__Vorgegebener Text__:
******************************
„Das neue Sicherheitsforschungsprogramm der Bundesregierung“

20.06.2018

Meine Rede anlässlich des BMBF-Innovationsforums „Zivile Sicherheit“

Sehr geehrte Damen und Herren,

leben wir in einem sicheren Land?
Eine einfache Frage, auf die es viele Antworten gibt!
Schaut man auf den Global Peace Index, so steht Deutschland ganz oben auf der Rangliste der friedlichen und sicheren Länder. Weltweit liegen wir dort an 16. Stelle!

Befragt man die Bevölkerung in Deutschland nach ihrem Sicherheitsgefühl, wie dies ein führendes Meinungsforschungsinstitut Anfang 2018 getan hat, bewegt sich die Angst vor Terrorismus und Gewaltverbrechen weiterhin auf sehr hohem Niveau. So fühlen sich derzeit 36 Prozent der Bundesbürger persönlich durch Terroranschläge bedroht. Auch, wenn es z. B. um Naturkatastrophen sowie um Datenmissbrauch und -betrug im Netz geht, erwartet eine Mehrheit der Menschen, dass die Bedrohungen zunehmen.

Und dann ist da noch die kürzlich vom Bundesinnenminister vorgestellte „Polizeiliche Kriminalstatistik“ des Bundeskriminalamts. Sie zeigt, dass sich die Zahlen der Straftaten im vergangenen Jahr auf dem niedrigsten Stand seit der Wiedervereinigung befanden. So ist zum Beispiel bei politisch motivierten Straftaten und bei Gewaltkriminalität ein Rückgang zu verzeichnen. Aber auch die Anzahl der Delikte, die das Sicherheitsgefühl der Bevölkerung am meisten beeinträchtigen - wie Wohnungseinbrüche, ist zurückgegangen.
******************************
__Aufgabe und Vorgaben__:
Schreiben Sie aus der Rede zur Sicherheitsforschung den Abschnitt wortgetreu nieder, der mit den Worten „Schaut man auf“ beginnt und mit „die Bedrohungen zunehmen.“ endet. Die Datensätze sind hierfür ohne Belang.

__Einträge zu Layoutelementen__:
******************************
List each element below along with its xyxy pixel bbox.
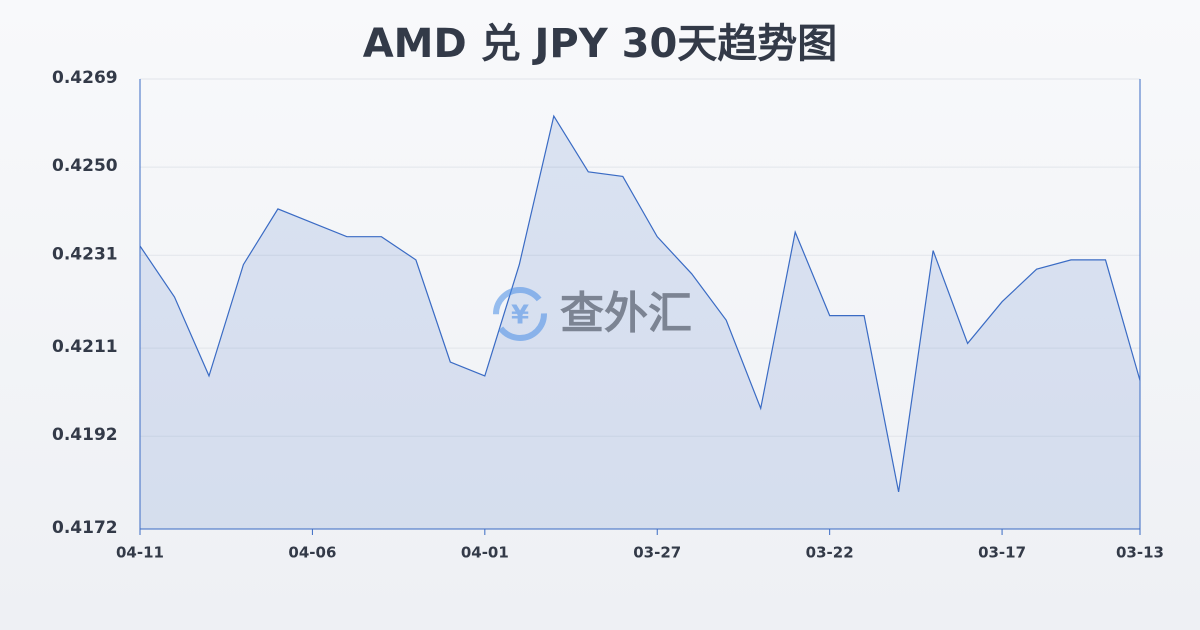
x-tick-label: 03-17 [978, 544, 1026, 562]
area-fill [140, 116, 1140, 529]
plot: 0.4172 0.4192 0.4211 0.4231 0.4250 0.4269 04-1… [52, 68, 1164, 562]
x-tick-label: 04-11 [116, 544, 164, 562]
x-tick-label: 03-22 [806, 544, 854, 562]
x-tick-label: 04-01 [461, 544, 509, 562]
watermark-text: 查外汇 [560, 288, 692, 339]
chart-title: AMD 兑 JPY 30天趋势图 [363, 21, 838, 67]
y-tick-label: 0.4250 [52, 156, 118, 176]
x-tick-label: 03-27 [633, 544, 681, 562]
line [139, 114, 1141, 493]
watermark-icon [493, 287, 547, 341]
y-tick-label: 0.4192 [52, 425, 118, 445]
x-tick-label: 04-06 [288, 544, 336, 562]
y-tick-label: 0.4172 [52, 518, 118, 538]
x-tick-label: 03-13 [1116, 544, 1164, 562]
watermark: ¥ 查外汇 [493, 287, 692, 341]
watermark-icon-symbol: ¥ [511, 301, 529, 331]
y-tick-label: 0.4211 [52, 337, 118, 357]
y-tick-label: 0.4231 [52, 244, 118, 264]
y-tick-label: 0.4269 [52, 68, 118, 88]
******************************
__Lösung der Aufgabe__:
Schaut man auf den Global Peace Index, so steht Deutschland ganz oben auf der Rangliste der friedlichen und sicheren Länder. Weltweit liegen wir dort an 16. Stelle!

Befragt man die Bevölkerung in Deutschland nach ihrem Sicherheitsgefühl, wie dies ein führendes Meinungsforschungsinstitut Anfang 2018 getan hat, bewegt sich die Angst vor Terrorismus und Gewaltverbrechen weiterhin auf sehr hohem Niveau. So fühlen sich derzeit 36 Prozent der Bundesbürger persönlich durch Terroranschläge bedroht. Auch, wenn es z. B. um Naturkatastrophen sowie um Datenmissbrauch und -betrug im Netz geht, erwartet eine Mehrheit der Menschen, dass die Bedrohungen zunehmen.